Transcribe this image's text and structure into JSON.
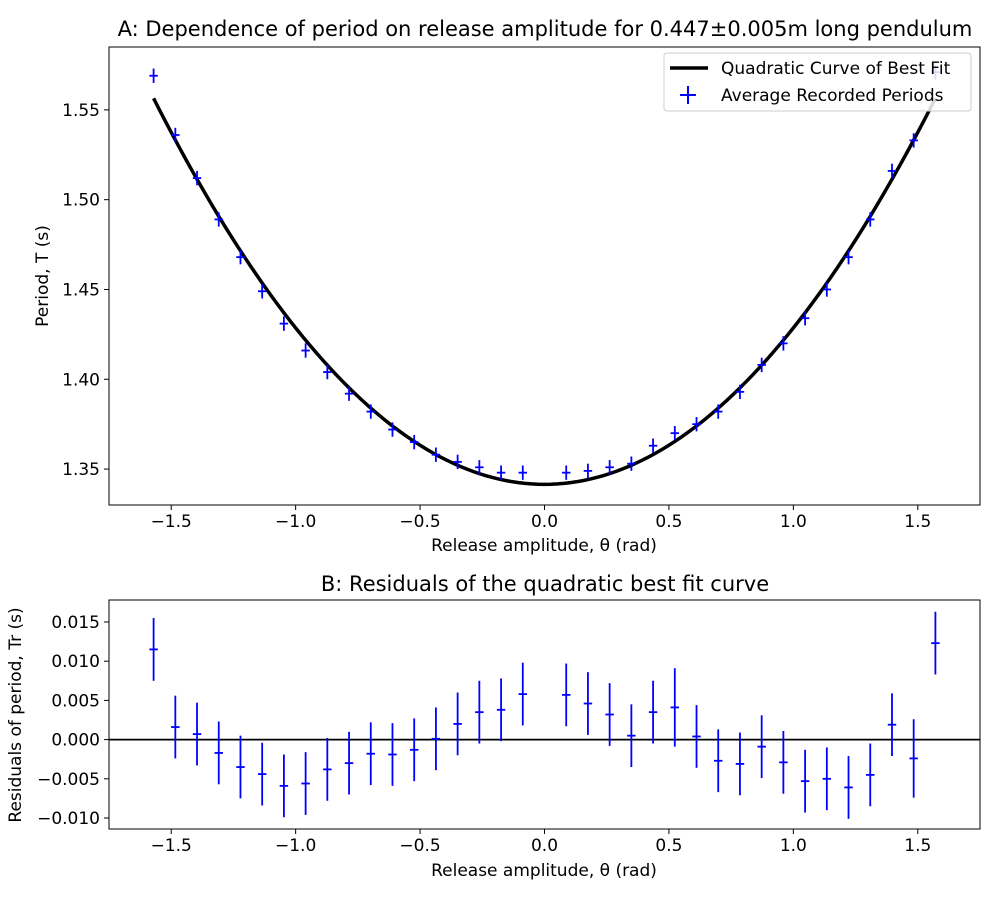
{
  "chart_data": [
    {
      "type": "scatter",
      "title": "A: Dependence of period on release amplitude for 0.447±0.005m long pendulum",
      "xlabel": "Release amplitude, θ (rad)",
      "ylabel": "Period, T (s)",
      "xlim": [
        -1.75,
        1.75
      ],
      "ylim": [
        1.33,
        1.585
      ],
      "xticks": [
        -1.5,
        -1.0,
        -0.5,
        0.0,
        0.5,
        1.0,
        1.5
      ],
      "yticks": [
        1.35,
        1.4,
        1.45,
        1.5,
        1.55
      ],
      "legend_position": "top-right",
      "legend": [
        "Quadratic Curve of Best Fit",
        "Average Recorded Periods"
      ],
      "fit": {
        "a": 0.0871,
        "b": 0.0,
        "c": 1.3415,
        "x_range": [
          -1.5708,
          1.5708
        ],
        "color": "#000000"
      },
      "series": [
        {
          "name": "Average Recorded Periods",
          "color": "#0000ff",
          "x": [
            -1.5708,
            -1.4835,
            -1.3963,
            -1.309,
            -1.2217,
            -1.1345,
            -1.0472,
            -0.9599,
            -0.8727,
            -0.7854,
            -0.6981,
            -0.6109,
            -0.5236,
            -0.4363,
            -0.3491,
            -0.2618,
            -0.1745,
            -0.0873,
            0.0873,
            0.1745,
            0.2618,
            0.3491,
            0.4363,
            0.5236,
            0.6109,
            0.6981,
            0.7854,
            0.8727,
            0.9599,
            1.0472,
            1.1345,
            1.2217,
            1.309,
            1.3963,
            1.4835,
            1.5708
          ],
          "y": [
            1.569,
            1.536,
            1.512,
            1.489,
            1.468,
            1.449,
            1.431,
            1.416,
            1.404,
            1.392,
            1.382,
            1.372,
            1.365,
            1.358,
            1.354,
            1.351,
            1.348,
            1.348,
            1.348,
            1.349,
            1.351,
            1.353,
            1.363,
            1.37,
            1.375,
            1.382,
            1.393,
            1.408,
            1.42,
            1.434,
            1.45,
            1.468,
            1.489,
            1.516,
            1.533,
            1.571
          ],
          "yerr": 0.004,
          "xerr": 0.017
        }
      ]
    },
    {
      "type": "scatter",
      "title": "B: Residuals of the quadratic best fit curve",
      "xlabel": "Release amplitude, θ (rad)",
      "ylabel": "Residuals of period, Tr (s)",
      "xlim": [
        -1.75,
        1.75
      ],
      "ylim": [
        -0.0114,
        0.0178
      ],
      "xticks": [
        -1.5,
        -1.0,
        -0.5,
        0.0,
        0.5,
        1.0,
        1.5
      ],
      "yticks": [
        -0.01,
        -0.005,
        0.0,
        0.005,
        0.01,
        0.015
      ],
      "zero_line": true,
      "series": [
        {
          "color": "#0000ff",
          "x": [
            -1.5708,
            -1.4835,
            -1.3963,
            -1.309,
            -1.2217,
            -1.1345,
            -1.0472,
            -0.9599,
            -0.8727,
            -0.7854,
            -0.6981,
            -0.6109,
            -0.5236,
            -0.4363,
            -0.3491,
            -0.2618,
            -0.1745,
            -0.0873,
            0.0873,
            0.1745,
            0.2618,
            0.3491,
            0.4363,
            0.5236,
            0.6109,
            0.6981,
            0.7854,
            0.8727,
            0.9599,
            1.0472,
            1.1345,
            1.2217,
            1.309,
            1.3963,
            1.4835,
            1.5708
          ],
          "y": [
            0.0115,
            0.0016,
            0.0007,
            -0.0017,
            -0.0035,
            -0.0044,
            -0.0059,
            -0.0056,
            -0.0038,
            -0.003,
            -0.0018,
            -0.0019,
            -0.0013,
            0.0001,
            0.002,
            0.0035,
            0.0038,
            0.0058,
            0.0057,
            0.0046,
            0.0032,
            0.0005,
            0.0035,
            0.0041,
            0.0004,
            -0.0027,
            -0.0031,
            -0.0009,
            -0.0029,
            -0.0053,
            -0.005,
            -0.0061,
            -0.0045,
            0.0019,
            -0.0024,
            0.0123
          ],
          "yerr": [
            0.004,
            0.004,
            0.004,
            0.004,
            0.004,
            0.004,
            0.004,
            0.004,
            0.004,
            0.004,
            0.004,
            0.004,
            0.004,
            0.004,
            0.004,
            0.004,
            0.004,
            0.004,
            0.004,
            0.004,
            0.004,
            0.004,
            0.004,
            0.005,
            0.004,
            0.004,
            0.004,
            0.004,
            0.004,
            0.004,
            0.004,
            0.004,
            0.004,
            0.004,
            0.005,
            0.004
          ],
          "xerr": 0.017
        }
      ]
    }
  ]
}
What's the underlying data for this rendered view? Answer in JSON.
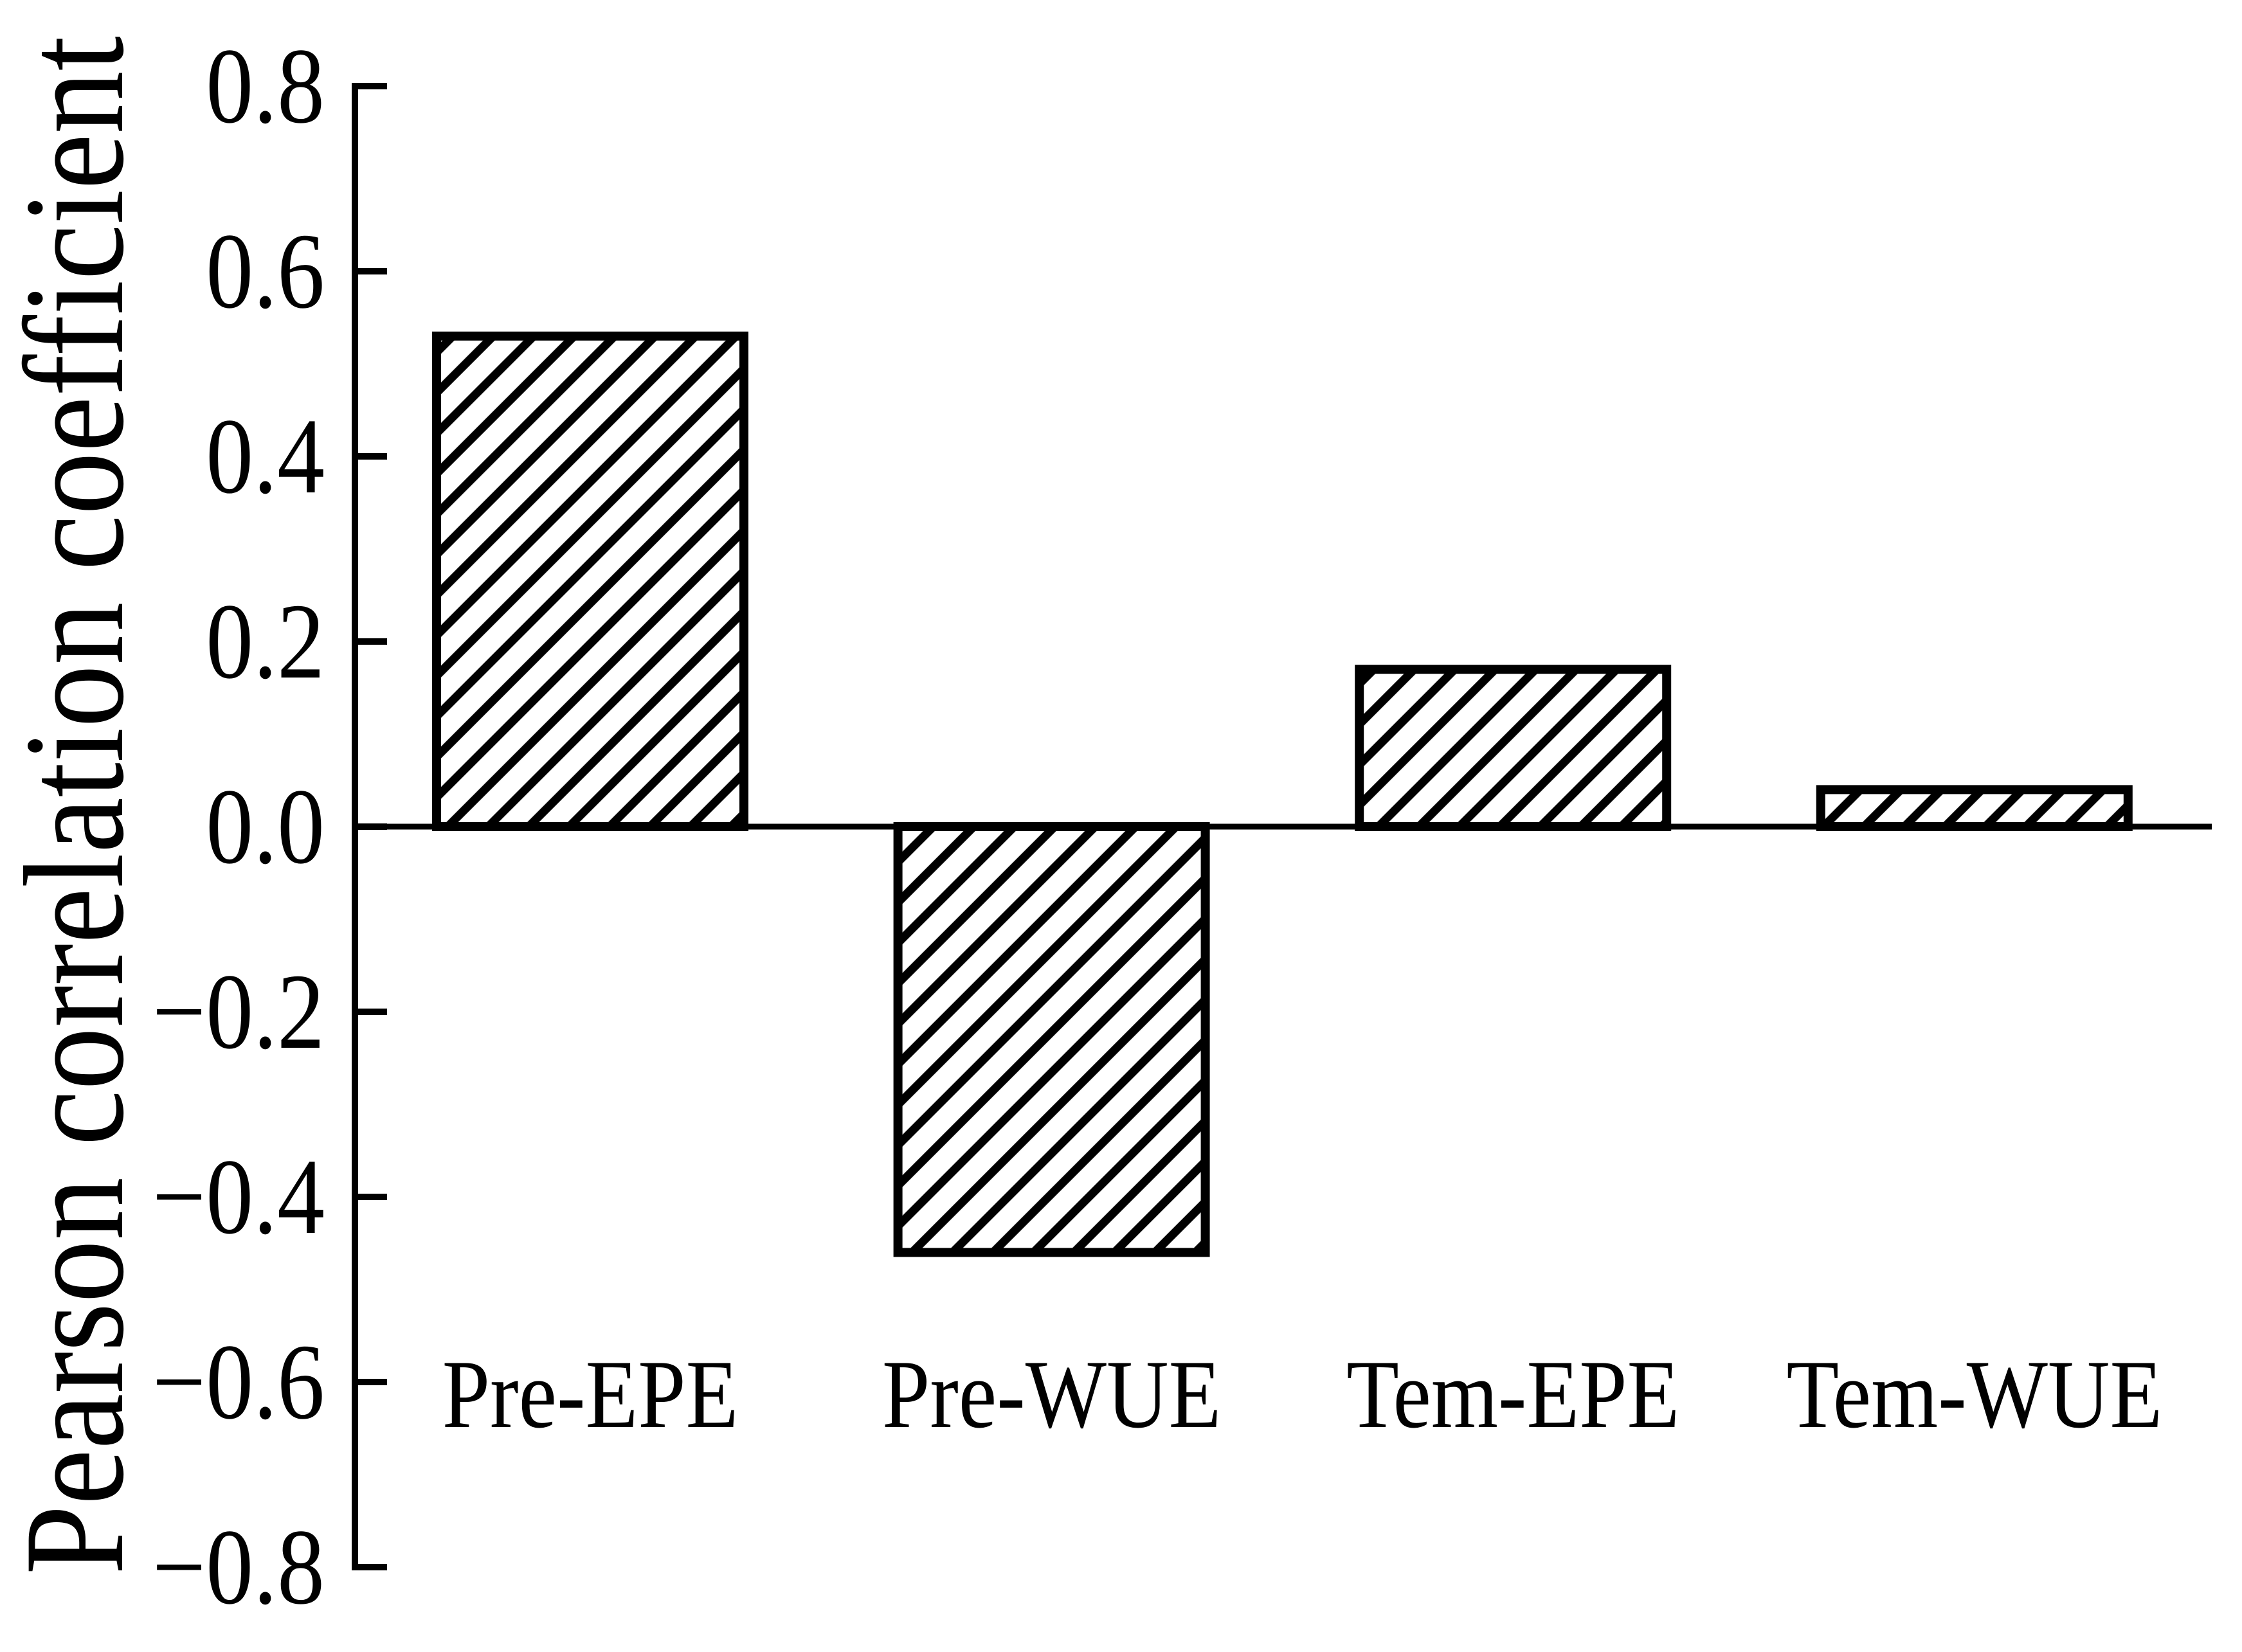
{
  "figure": {
    "background": "#ffffff",
    "ink": "#000000"
  },
  "chart_data": {
    "type": "bar",
    "title": "",
    "xlabel": "",
    "ylabel": "Pearson correlation coefficient",
    "categories": [
      "Pre-EPE",
      "Pre-WUE",
      "Tem-EPE",
      "Tem-WUE"
    ],
    "values": [
      0.53,
      -0.46,
      0.17,
      0.04
    ],
    "ylim": [
      -0.8,
      0.8
    ],
    "ytick_step": 0.2,
    "ytick_labels": [
      "0.8",
      "0.6",
      "0.4",
      "0.2",
      "0.0",
      "−0.2",
      "−0.4",
      "−0.6",
      "−0.8"
    ],
    "bar_fill": "#ffffff",
    "edge_color": "#000000",
    "bar_hatch": "forward-diagonal-45deg",
    "grid": false,
    "legend": false,
    "baseline_at_zero": true
  }
}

WHAT THE TASK REQUIRES: Would you set down the listing exactly, omitting pictures?

PROBLEM SOLUTION:
Transcribe this image's text and structure into JSON.
{
  "chart_data": [
    {
      "type": "scatter",
      "title": "A: Dependence of period on release amplitude for 0.447±0.005m long pendulum",
      "xlabel": "Release amplitude, θ (rad)",
      "ylabel": "Period, T (s)",
      "xlim": [
        -1.75,
        1.75
      ],
      "ylim": [
        1.33,
        1.585
      ],
      "xticks": [
        -1.5,
        -1.0,
        -0.5,
        0.0,
        0.5,
        1.0,
        1.5
      ],
      "yticks": [
        1.35,
        1.4,
        1.45,
        1.5,
        1.55
      ],
      "legend_position": "top-right",
      "legend": [
        "Quadratic Curve of Best Fit",
        "Average Recorded Periods"
      ],
      "fit": {
        "a": 0.0871,
        "b": 0.0,
        "c": 1.3415,
        "x_range": [
          -1.5708,
          1.5708
        ],
        "color": "#000000"
      },
      "series": [
        {
          "name": "Average Recorded Periods",
          "color": "#0000ff",
          "x": [
            -1.5708,
            -1.4835,
            -1.3963,
            -1.309,
            -1.2217,
            -1.1345,
            -1.0472,
            -0.9599,
            -0.8727,
            -0.7854,
            -0.6981,
            -0.6109,
            -0.5236,
            -0.4363,
            -0.3491,
            -0.2618,
            -0.1745,
            -0.0873,
            0.0873,
            0.1745,
            0.2618,
            0.3491,
            0.4363,
            0.5236,
            0.6109,
            0.6981,
            0.7854,
            0.8727,
            0.9599,
            1.0472,
            1.1345,
            1.2217,
            1.309,
            1.3963,
            1.4835,
            1.5708
          ],
          "y": [
            1.569,
            1.536,
            1.512,
            1.489,
            1.468,
            1.449,
            1.431,
            1.416,
            1.404,
            1.392,
            1.382,
            1.372,
            1.365,
            1.358,
            1.354,
            1.351,
            1.348,
            1.348,
            1.348,
            1.349,
            1.351,
            1.353,
            1.363,
            1.37,
            1.375,
            1.382,
            1.393,
            1.408,
            1.42,
            1.434,
            1.45,
            1.468,
            1.489,
            1.516,
            1.533,
            1.571
          ],
          "yerr": 0.004,
          "xerr": 0.017
        }
      ]
    },
    {
      "type": "scatter",
      "title": "B: Residuals of the quadratic best fit curve",
      "xlabel": "Release amplitude, θ (rad)",
      "ylabel": "Residuals of period, Tr (s)",
      "xlim": [
        -1.75,
        1.75
      ],
      "ylim": [
        -0.0114,
        0.0178
      ],
      "xticks": [
        -1.5,
        -1.0,
        -0.5,
        0.0,
        0.5,
        1.0,
        1.5
      ],
      "yticks": [
        -0.01,
        -0.005,
        0.0,
        0.005,
        0.01,
        0.015
      ],
      "zero_line": true,
      "series": [
        {
          "color": "#0000ff",
          "x": [
            -1.5708,
            -1.4835,
            -1.3963,
            -1.309,
            -1.2217,
            -1.1345,
            -1.0472,
            -0.9599,
            -0.8727,
            -0.7854,
            -0.6981,
            -0.6109,
            -0.5236,
            -0.4363,
            -0.3491,
            -0.2618,
            -0.1745,
            -0.0873,
            0.0873,
            0.1745,
            0.2618,
            0.3491,
            0.4363,
            0.5236,
            0.6109,
            0.6981,
            0.7854,
            0.8727,
            0.9599,
            1.0472,
            1.1345,
            1.2217,
            1.309,
            1.3963,
            1.4835,
            1.5708
          ],
          "y": [
            0.0115,
            0.0016,
            0.0007,
            -0.0017,
            -0.0035,
            -0.0044,
            -0.0059,
            -0.0056,
            -0.0038,
            -0.003,
            -0.0018,
            -0.0019,
            -0.0013,
            0.0001,
            0.002,
            0.0035,
            0.0038,
            0.0058,
            0.0057,
            0.0046,
            0.0032,
            0.0005,
            0.0035,
            0.0041,
            0.0004,
            -0.0027,
            -0.0031,
            -0.0009,
            -0.0029,
            -0.0053,
            -0.005,
            -0.0061,
            -0.0045,
            0.0019,
            -0.0024,
            0.0123
          ],
          "yerr": [
            0.004,
            0.004,
            0.004,
            0.004,
            0.004,
            0.004,
            0.004,
            0.004,
            0.004,
            0.004,
            0.004,
            0.004,
            0.004,
            0.004,
            0.004,
            0.004,
            0.004,
            0.004,
            0.004,
            0.004,
            0.004,
            0.004,
            0.004,
            0.005,
            0.004,
            0.004,
            0.004,
            0.004,
            0.004,
            0.004,
            0.004,
            0.004,
            0.004,
            0.004,
            0.005,
            0.004
          ],
          "xerr": 0.017
        }
      ]
    }
  ]
}
What's the underlying data for this rendered view? Answer in JSON.
{
  "figure": {
    "background": "#ffffff",
    "ink": "#000000"
  },
  "chart_data": {
    "type": "bar",
    "title": "",
    "xlabel": "",
    "ylabel": "Pearson correlation coefficient",
    "categories": [
      "Pre-EPE",
      "Pre-WUE",
      "Tem-EPE",
      "Tem-WUE"
    ],
    "values": [
      0.53,
      -0.46,
      0.17,
      0.04
    ],
    "ylim": [
      -0.8,
      0.8
    ],
    "ytick_step": 0.2,
    "ytick_labels": [
      "0.8",
      "0.6",
      "0.4",
      "0.2",
      "0.0",
      "−0.2",
      "−0.4",
      "−0.6",
      "−0.8"
    ],
    "bar_fill": "#ffffff",
    "edge_color": "#000000",
    "bar_hatch": "forward-diagonal-45deg",
    "grid": false,
    "legend": false,
    "baseline_at_zero": true
  }
}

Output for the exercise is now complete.